── Excerpt provided ──

# Sharp chainsaw?!.



## FullQuiver (May 2, 2006)

Reading over another post here and not wanting to derail the other thread I thought that I might tackle the topic of keeping your chainsaw sharp and why even a "slightly dull" saw isn't in your best interest..

I cut wood lots of wood, my children think that it's my favorite hobby,(it's not) and I cut with a lot of people helping them out. I used to do it for a living and even a side income for many years..

I have watched the hazards and just inconvenience by many of trying to cut with dull saws.. 

In felling trees it's imperative to have a saw that is scary sharp. I mean that you should be afraid of grabbing the chainsaw by the bar even when not running sharp. That the slightest slip against even a stationary chain should cut you like a pig.. Trust me it becomes very difficult sometimes virtually impossible to make certain types of cuts with anything but the sharpest chains on your saws.. Trying to plunge cut a hardwood like white oak, hickory or hard maple with any semblance of control becomes very difficult without a very sharp saw.

───

> _Goals_:
(a) Give again the passage of the chainsaw post starting at "In felling trees" and ending at "very sharp saw.".
(b) Write out the entries starting at the first one and ending at the line containing "major-finance-header: Major Finance", changing "Plaisir" to "Pleasure" and leaving everything else as is.

── Given data ──

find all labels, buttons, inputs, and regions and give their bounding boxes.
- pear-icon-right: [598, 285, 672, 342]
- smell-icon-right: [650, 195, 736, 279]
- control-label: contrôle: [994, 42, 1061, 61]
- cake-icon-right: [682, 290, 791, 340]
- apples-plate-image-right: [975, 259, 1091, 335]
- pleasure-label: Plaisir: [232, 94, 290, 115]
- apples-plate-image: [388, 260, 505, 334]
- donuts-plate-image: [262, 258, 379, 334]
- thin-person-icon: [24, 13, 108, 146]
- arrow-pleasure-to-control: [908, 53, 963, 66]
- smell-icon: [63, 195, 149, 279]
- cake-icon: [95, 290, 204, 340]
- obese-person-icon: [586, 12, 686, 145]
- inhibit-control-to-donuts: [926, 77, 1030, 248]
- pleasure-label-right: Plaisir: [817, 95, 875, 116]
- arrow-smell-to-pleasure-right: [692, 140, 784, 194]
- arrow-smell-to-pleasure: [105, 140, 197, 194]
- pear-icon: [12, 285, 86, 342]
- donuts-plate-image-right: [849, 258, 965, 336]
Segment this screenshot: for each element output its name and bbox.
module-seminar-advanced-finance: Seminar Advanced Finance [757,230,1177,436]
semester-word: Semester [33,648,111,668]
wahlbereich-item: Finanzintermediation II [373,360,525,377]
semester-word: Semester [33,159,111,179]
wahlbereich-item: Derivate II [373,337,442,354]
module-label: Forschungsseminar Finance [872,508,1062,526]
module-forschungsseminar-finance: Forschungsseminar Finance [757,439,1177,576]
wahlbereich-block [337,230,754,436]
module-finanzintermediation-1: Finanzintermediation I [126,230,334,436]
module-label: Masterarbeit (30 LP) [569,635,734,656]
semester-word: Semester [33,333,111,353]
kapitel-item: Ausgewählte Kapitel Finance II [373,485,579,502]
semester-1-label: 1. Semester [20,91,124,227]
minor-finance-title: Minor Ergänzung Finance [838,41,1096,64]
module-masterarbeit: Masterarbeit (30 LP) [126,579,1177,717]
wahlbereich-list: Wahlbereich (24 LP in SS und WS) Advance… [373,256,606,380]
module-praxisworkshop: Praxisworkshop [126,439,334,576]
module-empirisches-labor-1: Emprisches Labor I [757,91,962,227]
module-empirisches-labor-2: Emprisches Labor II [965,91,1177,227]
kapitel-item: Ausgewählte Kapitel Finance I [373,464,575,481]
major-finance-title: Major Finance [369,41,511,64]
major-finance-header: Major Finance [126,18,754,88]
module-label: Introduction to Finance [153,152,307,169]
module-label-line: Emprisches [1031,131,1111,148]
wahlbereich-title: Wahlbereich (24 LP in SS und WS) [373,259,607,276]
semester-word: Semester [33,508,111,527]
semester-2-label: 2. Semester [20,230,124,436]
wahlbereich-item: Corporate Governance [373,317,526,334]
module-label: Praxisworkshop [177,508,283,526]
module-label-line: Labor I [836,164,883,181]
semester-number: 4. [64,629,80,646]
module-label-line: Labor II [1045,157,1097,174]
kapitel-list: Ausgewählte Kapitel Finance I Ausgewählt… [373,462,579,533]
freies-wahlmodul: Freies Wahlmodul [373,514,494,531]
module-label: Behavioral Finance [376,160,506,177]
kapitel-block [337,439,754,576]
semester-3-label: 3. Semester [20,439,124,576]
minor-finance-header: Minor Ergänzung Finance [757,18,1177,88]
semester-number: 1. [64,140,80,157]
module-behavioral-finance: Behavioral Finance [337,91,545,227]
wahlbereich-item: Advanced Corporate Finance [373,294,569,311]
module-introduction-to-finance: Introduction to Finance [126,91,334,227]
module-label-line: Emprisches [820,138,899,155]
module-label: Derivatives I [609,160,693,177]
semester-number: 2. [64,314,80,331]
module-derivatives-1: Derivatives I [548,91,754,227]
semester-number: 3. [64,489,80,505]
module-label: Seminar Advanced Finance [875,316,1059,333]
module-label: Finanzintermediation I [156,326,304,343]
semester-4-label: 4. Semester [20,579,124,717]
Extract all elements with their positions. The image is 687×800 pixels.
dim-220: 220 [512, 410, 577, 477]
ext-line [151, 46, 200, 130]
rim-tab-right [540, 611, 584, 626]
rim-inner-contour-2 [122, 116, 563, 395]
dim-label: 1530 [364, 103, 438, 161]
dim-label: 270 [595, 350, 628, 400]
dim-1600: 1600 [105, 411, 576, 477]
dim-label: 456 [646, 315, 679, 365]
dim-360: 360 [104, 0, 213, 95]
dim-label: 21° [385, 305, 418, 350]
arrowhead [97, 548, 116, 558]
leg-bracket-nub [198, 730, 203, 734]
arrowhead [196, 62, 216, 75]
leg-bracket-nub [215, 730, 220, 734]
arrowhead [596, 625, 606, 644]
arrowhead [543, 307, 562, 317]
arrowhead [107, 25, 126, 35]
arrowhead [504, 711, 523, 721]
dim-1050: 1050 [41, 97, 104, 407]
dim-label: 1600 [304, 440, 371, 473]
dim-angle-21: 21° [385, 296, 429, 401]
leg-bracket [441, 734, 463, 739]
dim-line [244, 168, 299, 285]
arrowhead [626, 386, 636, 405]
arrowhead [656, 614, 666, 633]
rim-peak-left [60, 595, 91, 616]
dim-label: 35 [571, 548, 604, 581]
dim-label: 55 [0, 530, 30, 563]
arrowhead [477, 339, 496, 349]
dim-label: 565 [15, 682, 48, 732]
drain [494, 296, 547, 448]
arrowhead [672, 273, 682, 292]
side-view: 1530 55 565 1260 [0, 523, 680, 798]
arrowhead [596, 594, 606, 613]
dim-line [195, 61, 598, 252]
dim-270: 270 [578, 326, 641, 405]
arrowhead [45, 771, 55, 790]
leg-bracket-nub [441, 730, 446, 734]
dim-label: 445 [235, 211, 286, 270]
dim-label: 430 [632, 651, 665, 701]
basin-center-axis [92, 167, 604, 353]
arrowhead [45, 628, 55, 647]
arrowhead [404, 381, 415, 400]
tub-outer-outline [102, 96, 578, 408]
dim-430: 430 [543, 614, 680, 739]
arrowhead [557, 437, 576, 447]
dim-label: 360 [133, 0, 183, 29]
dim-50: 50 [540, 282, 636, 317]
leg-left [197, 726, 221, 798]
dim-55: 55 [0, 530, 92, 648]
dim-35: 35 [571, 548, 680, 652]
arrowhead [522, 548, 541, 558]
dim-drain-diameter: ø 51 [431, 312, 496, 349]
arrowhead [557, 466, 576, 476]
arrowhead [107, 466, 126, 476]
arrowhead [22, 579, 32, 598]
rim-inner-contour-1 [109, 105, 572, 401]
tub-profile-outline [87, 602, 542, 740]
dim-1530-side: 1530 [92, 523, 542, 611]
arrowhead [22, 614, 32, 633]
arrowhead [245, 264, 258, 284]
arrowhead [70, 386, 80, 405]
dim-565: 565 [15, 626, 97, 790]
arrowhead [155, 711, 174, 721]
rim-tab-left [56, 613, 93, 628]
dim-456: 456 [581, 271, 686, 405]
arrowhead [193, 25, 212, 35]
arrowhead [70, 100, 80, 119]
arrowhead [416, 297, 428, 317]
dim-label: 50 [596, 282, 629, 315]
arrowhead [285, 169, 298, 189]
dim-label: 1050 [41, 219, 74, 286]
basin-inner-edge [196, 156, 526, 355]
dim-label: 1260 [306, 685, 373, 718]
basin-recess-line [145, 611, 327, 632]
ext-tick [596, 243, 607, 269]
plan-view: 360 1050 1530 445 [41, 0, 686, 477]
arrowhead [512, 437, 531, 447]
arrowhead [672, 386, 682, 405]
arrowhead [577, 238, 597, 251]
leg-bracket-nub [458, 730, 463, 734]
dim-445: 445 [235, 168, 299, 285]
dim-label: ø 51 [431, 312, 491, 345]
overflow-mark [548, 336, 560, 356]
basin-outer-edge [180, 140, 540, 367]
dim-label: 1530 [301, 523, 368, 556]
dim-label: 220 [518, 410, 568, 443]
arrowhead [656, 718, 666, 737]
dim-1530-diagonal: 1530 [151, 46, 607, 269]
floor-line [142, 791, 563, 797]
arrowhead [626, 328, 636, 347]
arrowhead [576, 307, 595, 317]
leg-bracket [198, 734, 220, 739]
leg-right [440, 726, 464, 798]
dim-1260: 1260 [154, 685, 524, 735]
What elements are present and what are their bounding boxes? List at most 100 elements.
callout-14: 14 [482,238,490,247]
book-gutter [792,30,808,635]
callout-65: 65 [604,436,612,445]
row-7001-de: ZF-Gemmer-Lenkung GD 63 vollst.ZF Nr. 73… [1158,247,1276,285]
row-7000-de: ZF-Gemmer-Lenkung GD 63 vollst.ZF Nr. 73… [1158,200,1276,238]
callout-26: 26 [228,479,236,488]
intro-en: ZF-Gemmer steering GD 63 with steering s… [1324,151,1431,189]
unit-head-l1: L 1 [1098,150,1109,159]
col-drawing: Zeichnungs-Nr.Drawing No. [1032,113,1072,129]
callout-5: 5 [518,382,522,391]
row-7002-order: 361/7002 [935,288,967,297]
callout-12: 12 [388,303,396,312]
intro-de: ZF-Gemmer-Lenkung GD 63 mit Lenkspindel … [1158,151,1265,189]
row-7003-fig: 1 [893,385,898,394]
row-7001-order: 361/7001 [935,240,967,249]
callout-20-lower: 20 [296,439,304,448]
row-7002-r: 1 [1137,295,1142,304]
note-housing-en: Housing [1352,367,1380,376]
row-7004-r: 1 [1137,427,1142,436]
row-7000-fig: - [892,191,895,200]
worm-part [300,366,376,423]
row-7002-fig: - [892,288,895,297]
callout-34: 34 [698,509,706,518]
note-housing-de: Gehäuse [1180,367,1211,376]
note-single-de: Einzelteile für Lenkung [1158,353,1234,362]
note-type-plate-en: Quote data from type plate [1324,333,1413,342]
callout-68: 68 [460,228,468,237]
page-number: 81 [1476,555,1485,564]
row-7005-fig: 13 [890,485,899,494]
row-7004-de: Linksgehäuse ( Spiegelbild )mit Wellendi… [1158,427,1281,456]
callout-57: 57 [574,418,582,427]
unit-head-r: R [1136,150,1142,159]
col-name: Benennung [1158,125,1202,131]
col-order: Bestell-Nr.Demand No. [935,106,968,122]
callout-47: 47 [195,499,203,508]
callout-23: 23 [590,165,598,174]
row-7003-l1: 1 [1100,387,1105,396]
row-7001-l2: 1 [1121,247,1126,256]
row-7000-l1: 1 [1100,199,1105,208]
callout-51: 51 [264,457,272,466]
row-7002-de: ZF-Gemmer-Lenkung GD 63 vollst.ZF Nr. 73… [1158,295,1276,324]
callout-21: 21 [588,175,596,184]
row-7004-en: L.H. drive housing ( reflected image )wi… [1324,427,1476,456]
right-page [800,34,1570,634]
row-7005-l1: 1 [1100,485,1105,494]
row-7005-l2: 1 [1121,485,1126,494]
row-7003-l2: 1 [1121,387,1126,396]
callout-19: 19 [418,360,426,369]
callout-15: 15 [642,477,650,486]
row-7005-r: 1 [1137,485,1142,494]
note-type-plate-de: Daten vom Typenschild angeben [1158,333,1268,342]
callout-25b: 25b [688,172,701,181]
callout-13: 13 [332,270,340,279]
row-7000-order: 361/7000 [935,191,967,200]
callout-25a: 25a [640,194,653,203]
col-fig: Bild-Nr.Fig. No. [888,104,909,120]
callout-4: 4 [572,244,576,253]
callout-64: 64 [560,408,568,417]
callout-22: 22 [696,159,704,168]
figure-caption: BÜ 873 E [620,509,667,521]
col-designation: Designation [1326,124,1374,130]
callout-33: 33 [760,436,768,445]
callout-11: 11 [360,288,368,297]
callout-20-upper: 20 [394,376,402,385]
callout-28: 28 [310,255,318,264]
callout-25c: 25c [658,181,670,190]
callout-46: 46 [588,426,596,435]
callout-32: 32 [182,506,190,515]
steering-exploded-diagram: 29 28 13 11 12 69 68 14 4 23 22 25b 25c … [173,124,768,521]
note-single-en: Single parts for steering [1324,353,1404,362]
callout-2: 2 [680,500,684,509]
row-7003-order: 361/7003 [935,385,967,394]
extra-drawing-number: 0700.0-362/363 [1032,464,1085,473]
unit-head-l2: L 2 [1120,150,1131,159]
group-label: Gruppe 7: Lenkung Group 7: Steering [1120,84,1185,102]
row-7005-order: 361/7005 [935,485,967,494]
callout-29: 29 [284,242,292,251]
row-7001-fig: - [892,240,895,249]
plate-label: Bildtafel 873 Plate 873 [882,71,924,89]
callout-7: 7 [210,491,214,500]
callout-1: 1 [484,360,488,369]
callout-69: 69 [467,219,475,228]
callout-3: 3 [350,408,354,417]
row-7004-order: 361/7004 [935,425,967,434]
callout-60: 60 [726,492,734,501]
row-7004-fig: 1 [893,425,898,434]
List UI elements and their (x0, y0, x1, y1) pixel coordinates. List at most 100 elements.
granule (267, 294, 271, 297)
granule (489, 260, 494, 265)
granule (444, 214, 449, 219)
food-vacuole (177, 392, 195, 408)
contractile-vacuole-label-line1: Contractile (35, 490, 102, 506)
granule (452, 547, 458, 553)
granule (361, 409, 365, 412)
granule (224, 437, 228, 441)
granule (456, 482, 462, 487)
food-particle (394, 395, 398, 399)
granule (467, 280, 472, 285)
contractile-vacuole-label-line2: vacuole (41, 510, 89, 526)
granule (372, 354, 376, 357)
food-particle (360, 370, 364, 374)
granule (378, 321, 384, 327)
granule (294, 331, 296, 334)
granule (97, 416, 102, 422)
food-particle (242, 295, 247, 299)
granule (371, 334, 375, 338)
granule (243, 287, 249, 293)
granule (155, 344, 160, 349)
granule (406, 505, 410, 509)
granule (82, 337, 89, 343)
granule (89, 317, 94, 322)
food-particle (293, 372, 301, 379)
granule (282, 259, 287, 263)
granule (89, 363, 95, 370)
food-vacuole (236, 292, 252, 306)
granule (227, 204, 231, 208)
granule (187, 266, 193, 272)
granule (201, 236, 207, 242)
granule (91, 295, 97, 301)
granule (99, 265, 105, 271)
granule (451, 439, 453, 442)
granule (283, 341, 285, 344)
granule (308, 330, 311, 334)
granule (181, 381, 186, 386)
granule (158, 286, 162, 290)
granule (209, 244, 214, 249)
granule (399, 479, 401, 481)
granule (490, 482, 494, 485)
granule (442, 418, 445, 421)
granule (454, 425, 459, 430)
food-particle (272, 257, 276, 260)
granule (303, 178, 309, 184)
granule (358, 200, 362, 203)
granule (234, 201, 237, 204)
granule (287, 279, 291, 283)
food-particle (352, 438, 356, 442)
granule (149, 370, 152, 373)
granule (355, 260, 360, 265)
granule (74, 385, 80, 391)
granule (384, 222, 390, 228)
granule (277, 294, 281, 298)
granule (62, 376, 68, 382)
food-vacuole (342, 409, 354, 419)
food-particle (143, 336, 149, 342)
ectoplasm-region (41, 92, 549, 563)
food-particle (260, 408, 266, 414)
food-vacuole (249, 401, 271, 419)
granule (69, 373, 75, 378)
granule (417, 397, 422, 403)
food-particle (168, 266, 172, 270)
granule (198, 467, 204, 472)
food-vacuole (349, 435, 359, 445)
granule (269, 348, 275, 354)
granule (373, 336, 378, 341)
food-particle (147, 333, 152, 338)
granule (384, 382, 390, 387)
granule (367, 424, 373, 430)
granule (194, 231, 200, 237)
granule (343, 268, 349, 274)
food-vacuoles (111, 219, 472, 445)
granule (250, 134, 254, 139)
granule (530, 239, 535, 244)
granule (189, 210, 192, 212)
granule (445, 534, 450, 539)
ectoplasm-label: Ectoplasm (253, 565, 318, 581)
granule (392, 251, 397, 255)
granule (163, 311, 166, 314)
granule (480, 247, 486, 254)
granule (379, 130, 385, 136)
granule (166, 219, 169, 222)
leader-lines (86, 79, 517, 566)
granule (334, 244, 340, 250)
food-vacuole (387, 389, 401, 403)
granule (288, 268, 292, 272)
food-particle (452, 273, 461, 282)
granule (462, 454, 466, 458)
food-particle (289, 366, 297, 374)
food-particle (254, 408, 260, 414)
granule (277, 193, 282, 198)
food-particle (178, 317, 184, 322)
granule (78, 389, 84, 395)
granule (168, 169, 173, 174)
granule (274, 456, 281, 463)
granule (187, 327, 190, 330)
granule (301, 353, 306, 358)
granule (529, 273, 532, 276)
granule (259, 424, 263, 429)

───

> _Outputs in order_:
(a)
In felling trees it's imperative to have a saw that is scary sharp. I mean that you should be afraid of grabbing the chainsaw by the bar even when not running sharp. That the slightest slip against even a stationary chain should cut you like a pig.. Trust me it becomes very difficult sometimes virtually impossible to make certain types of cuts with anything but the sharpest chains on your saws.. Trying to plunge cut a hardwood like white oak, hickory or hard maple with any semblance of control becomes very difficult without a very sharp saw.

(b)
find all labels, buttons, inputs, and regions and give their bounding boxes.
- pear-icon-right: [598, 285, 672, 342]
- smell-icon-right: [650, 195, 736, 279]
- control-label: contrôle: [994, 42, 1061, 61]
- cake-icon-right: [682, 290, 791, 340]
- apples-plate-image-right: [975, 259, 1091, 335]
- pleasure-label: Pleasure: [232, 94, 290, 115]
- apples-plate-image: [388, 260, 505, 334]
- donuts-plate-image: [262, 258, 379, 334]
- thin-person-icon: [24, 13, 108, 146]
- arrow-pleasure-to-control: [908, 53, 963, 66]
- smell-icon: [63, 195, 149, 279]
- cake-icon: [95, 290, 204, 340]
- obese-person-icon: [586, 12, 686, 145]
- inhibit-control-to-donuts: [926, 77, 1030, 248]
- pleasure-label-right: Pleasure: [817, 95, 875, 116]
- arrow-smell-to-pleasure-right: [692, 140, 784, 194]
- arrow-smell-to-pleasure: [105, 140, 197, 194]
- pear-icon: [12, 285, 86, 342]
- donuts-plate-image-right: [849, 258, 965, 336]
Segment this screenshot: for each element output its name and bbox.
module-seminar-advanced-finance: Seminar Advanced Finance [757,230,1177,436]
semester-word: Semester [33,648,111,668]
wahlbereich-item: Finanzintermediation II [373,360,525,377]
semester-word: Semester [33,159,111,179]
wahlbereich-item: Derivate II [373,337,442,354]
module-label: Forschungsseminar Finance [872,508,1062,526]
module-forschungsseminar-finance: Forschungsseminar Finance [757,439,1177,576]
wahlbereich-block [337,230,754,436]
module-finanzintermediation-1: Finanzintermediation I [126,230,334,436]
module-label: Masterarbeit (30 LP) [569,635,734,656]
semester-word: Semester [33,333,111,353]
kapitel-item: Ausgewählte Kapitel Finance II [373,485,579,502]
semester-1-label: 1. Semester [20,91,124,227]
minor-finance-title: Minor Ergänzung Finance [838,41,1096,64]
module-masterarbeit: Masterarbeit (30 LP) [126,579,1177,717]
wahlbereich-list: Wahlbereich (24 LP in SS und WS) Advance… [373,256,606,380]
module-praxisworkshop: Praxisworkshop [126,439,334,576]
module-empirisches-labor-1: Emprisches Labor I [757,91,962,227]
module-empirisches-labor-2: Emprisches Labor II [965,91,1177,227]
kapitel-item: Ausgewählte Kapitel Finance I [373,464,575,481]
major-finance-title: Major Finance [369,41,511,64]
major-finance-header: Major Finance [126,18,754,88]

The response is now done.